WRITTEN EXERCISE:
Scan the data below for the string "name". Copy every line where it appears.

GIVEN INFORMATION:

★ ★ ★ ★

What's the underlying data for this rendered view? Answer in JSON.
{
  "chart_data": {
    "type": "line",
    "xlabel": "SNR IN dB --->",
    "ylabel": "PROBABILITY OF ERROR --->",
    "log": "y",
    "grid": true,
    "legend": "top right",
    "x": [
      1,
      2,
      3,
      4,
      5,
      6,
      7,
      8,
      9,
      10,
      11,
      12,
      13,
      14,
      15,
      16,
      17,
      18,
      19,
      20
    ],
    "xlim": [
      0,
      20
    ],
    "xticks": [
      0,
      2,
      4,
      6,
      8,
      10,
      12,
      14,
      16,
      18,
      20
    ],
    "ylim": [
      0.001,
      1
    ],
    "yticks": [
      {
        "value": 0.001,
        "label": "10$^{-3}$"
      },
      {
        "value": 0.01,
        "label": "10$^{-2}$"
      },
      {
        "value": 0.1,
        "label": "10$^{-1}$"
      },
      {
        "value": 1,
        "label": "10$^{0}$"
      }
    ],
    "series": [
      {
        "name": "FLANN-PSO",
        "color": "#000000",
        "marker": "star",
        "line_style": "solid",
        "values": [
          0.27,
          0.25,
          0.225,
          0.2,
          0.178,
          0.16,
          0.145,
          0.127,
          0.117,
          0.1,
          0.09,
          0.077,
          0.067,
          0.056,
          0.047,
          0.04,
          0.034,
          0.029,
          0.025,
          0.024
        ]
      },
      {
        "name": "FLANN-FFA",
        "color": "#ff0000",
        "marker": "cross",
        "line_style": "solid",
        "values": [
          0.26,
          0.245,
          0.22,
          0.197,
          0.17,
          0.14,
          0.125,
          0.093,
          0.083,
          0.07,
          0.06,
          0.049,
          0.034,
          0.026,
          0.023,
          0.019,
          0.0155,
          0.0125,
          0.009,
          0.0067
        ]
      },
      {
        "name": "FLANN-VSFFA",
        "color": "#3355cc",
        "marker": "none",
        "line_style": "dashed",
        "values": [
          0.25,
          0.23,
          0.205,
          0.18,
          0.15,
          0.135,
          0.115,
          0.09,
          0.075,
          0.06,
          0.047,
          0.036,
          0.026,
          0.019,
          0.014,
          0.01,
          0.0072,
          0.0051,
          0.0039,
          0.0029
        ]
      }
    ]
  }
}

★ ★ ★ ★

WRITTEN ANSWER:
        "name": "FLANN-PSO",
        "name": "FLANN-FFA",
        "name": "FLANN-VSFFA",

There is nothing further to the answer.